[Data items]
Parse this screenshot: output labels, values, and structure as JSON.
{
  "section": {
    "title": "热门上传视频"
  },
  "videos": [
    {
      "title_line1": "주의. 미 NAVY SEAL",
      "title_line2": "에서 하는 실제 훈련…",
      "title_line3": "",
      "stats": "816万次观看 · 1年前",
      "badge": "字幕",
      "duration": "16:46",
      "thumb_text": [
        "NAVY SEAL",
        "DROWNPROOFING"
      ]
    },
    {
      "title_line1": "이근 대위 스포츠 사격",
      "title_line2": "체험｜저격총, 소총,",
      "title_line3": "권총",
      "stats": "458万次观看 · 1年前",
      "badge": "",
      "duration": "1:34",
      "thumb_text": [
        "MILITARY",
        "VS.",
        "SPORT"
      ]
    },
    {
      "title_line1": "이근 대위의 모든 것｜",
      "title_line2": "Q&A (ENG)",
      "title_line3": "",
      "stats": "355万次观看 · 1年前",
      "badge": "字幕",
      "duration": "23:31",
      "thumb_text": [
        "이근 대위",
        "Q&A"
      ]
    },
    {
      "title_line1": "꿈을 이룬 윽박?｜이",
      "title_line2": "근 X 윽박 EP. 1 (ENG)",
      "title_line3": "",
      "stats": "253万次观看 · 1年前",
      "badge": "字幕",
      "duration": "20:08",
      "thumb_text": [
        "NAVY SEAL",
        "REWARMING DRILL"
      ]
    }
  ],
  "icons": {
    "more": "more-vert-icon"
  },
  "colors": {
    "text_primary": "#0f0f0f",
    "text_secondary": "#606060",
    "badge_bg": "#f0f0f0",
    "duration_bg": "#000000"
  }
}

- [Work instructions] Reply with nothing except the number of lines in the listing above that include the string "stats".

- [The output] 4